## Aim
Reproduce every entry in the listing without alteration.

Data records
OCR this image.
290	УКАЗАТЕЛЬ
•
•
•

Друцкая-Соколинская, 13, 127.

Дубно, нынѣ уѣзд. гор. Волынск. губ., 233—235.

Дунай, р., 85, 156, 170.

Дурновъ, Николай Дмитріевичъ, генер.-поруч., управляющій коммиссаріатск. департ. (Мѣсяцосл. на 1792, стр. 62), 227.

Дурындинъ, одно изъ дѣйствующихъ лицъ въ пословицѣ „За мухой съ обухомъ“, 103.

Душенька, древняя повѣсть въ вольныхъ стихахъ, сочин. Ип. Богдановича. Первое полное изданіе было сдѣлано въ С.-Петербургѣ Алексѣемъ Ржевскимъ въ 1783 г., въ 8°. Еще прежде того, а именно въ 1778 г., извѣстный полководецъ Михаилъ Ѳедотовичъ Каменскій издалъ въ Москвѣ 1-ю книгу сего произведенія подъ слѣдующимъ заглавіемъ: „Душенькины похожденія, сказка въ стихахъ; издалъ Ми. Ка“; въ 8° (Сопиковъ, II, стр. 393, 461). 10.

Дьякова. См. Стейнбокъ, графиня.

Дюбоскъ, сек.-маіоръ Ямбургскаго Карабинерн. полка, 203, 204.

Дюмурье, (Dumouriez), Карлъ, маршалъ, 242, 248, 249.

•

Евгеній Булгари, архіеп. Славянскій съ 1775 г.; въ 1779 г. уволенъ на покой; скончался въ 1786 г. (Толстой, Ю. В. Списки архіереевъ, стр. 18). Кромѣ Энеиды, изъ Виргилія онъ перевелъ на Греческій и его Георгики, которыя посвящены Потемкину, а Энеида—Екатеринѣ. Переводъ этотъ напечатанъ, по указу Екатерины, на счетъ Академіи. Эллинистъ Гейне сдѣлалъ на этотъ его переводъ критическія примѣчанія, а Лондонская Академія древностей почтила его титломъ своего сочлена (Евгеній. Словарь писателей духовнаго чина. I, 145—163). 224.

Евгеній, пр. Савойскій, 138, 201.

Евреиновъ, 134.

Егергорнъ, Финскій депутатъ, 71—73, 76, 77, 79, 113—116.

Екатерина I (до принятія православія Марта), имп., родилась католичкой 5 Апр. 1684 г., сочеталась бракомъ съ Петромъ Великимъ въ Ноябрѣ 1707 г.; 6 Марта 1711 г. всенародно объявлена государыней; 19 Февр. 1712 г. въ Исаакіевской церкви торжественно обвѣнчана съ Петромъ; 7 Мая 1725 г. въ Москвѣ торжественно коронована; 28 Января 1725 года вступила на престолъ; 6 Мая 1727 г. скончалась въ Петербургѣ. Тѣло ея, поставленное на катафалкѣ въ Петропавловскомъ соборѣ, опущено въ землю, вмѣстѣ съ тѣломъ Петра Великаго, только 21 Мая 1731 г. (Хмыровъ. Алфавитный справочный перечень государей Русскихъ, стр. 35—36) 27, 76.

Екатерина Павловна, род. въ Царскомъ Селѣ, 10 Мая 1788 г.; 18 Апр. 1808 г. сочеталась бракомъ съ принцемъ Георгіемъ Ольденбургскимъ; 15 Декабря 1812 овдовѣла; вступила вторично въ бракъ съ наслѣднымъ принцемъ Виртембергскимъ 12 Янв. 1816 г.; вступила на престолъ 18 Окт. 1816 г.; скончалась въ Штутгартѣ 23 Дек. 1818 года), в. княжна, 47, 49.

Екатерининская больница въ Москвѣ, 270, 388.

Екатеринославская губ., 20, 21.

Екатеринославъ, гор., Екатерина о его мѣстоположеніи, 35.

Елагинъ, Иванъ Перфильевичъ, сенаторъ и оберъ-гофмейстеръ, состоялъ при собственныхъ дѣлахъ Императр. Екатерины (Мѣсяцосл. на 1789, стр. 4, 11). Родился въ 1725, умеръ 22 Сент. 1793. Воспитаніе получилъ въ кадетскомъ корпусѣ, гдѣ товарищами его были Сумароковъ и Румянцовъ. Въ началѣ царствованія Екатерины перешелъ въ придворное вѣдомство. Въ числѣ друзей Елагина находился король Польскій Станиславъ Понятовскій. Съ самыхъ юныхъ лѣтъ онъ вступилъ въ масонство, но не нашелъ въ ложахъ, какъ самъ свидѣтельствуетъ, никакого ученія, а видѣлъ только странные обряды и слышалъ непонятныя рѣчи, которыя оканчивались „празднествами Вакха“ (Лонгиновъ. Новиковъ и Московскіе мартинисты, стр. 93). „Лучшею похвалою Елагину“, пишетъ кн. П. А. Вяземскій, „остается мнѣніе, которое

## Solved problem
OCR this image.
290	УКАЗАТЕЛЬ
•
•
•

Друцкая-Соколинская, 13, 127.

Дубно, нынѣ уѣзд. гор. Волынск. губ., 233—235.

Дунай, р., 85, 156, 170.

Дурновъ, Николай Дмитріевичъ, генер.-поруч., управляющій коммиссаріатск. департ. (Мѣсяцосл. на 1792, стр. 62), 227.

Дурындинъ, одно изъ дѣйствующихъ лицъ въ пословицѣ „За мухой съ обухомъ“, 103.

Душенька, древняя повѣсть въ вольныхъ стихахъ, сочин. Ип. Богдановича. Первое полное изданіе было сдѣлано въ С.-Петербургѣ Алексѣемъ Ржевскимъ въ 1783 г., въ 8°. Еще прежде того, а именно въ 1778 г., извѣстный полководецъ Михаилъ Ѳедотовичъ Каменскій издалъ въ Москвѣ 1-ю книгу сего произведенія подъ слѣдующимъ заглавіемъ: „Душенькины похожденія, сказка въ стихахъ; издалъ Ми. Ка“; въ 8° (Сопиковъ, II, стр. 393, 461). 10.

Дьякова. См. Стейнбокъ, графиня.

Дюбоскъ, сек.-маіоръ Ямбургскаго Карабинерн. полка, 203, 204.

Дюмурье, (Dumouriez), Карлъ, маршалъ, 242, 248, 249.

•

Евгеній Булгари, архіеп. Славянскій съ 1775 г.; въ 1779 г. уволенъ на покой; скончался въ 1786 г. (Толстой, Ю. В. Списки архіереевъ, стр. 18). Кромѣ Энеиды, изъ Виргилія онъ перевелъ на Греческій и его Георгики, которыя посвящены Потемкину, а Энеида—Екатеринѣ. Переводъ этотъ напечатанъ, по указу Екатерины, на счетъ Академіи. Эллинистъ Гейне сдѣлалъ на этотъ его переводъ критическія примѣчанія, а Лондонская Академія древностей почтила его титломъ своего сочлена (Евгеній. Словарь писателей духовнаго чина. I, 145—163). 224.

Евгеній, пр. Савойскій, 138, 201.

Евреиновъ, 134.

Егергорнъ, Финскій депутатъ, 71—73, 76, 77, 79, 113—116.

Екатерина I (до принятія православія Марта), имп., родилась католичкой 5 Апр. 1684 г., сочеталась бракомъ съ Петромъ Великимъ въ Ноябрѣ 1707 г.; 6 Марта 1711 г. всенародно объявлена государыней; 19 Февр. 1712 г. въ Исаакіевской церкви торжественно обвѣнчана съ Петромъ; 7 Мая 1725 г. въ Москвѣ торжественно коронована; 28 Января 1725 года вступила на престолъ; 6 Мая 1727 г. скончалась въ Петербургѣ. Тѣло ея, поставленное на катафалкѣ въ Петропавловскомъ соборѣ, опущено въ землю, вмѣстѣ съ тѣломъ Петра Великаго, только 21 Мая 1731 г. (Хмыровъ. Алфавитный справочный перечень государей Русскихъ, стр. 35—36) 27, 76.

Екатерина Павловна, род. въ Царскомъ Селѣ, 10 Мая 1788 г.; 18 Апр. 1808 г. сочеталась бракомъ съ принцемъ Георгіемъ Ольденбургскимъ; 15 Декабря 1812 овдовѣла; вступила вторично въ бракъ съ наслѣднымъ принцемъ Виртембергскимъ 12 Янв. 1816 г.; вступила на престолъ 18 Окт. 1816 г.; скончалась въ Штутгартѣ 23 Дек. 1818 года), в. княжна, 47, 49.

Екатерининская больница въ Москвѣ, 270, 388.

Екатеринославская губ., 20, 21.

Екатеринославъ, гор., Екатерина о его мѣстоположеніи, 35.

Елагинъ, Иванъ Перфильевичъ, сенаторъ и оберъ-гофмейстеръ, состоялъ при собственныхъ дѣлахъ Императр. Екатерины (Мѣсяцосл. на 1789, стр. 4, 11). Родился въ 1725, умеръ 22 Сент. 1793. Воспитаніе получилъ въ кадетскомъ корпусѣ, гдѣ товарищами его были Сумароковъ и Румянцовъ. Въ началѣ царствованія Екатерины перешелъ въ придворное вѣдомство. Въ числѣ друзей Елагина находился король Польскій Станиславъ Понятовскій. Съ самыхъ юныхъ лѣтъ онъ вступилъ въ масонство, но не нашелъ въ ложахъ, какъ самъ свидѣтельствуетъ, никакого ученія, а видѣлъ только странные обряды и слышалъ непонятныя рѣчи, которыя оканчивались „празднествами Вакха“ (Лонгиновъ. Новиковъ и Московскіе мартинисты, стр. 93). „Лучшею похвалою Елагину“, пишетъ кн. П. А. Вяземскій, „остается мнѣніе, которое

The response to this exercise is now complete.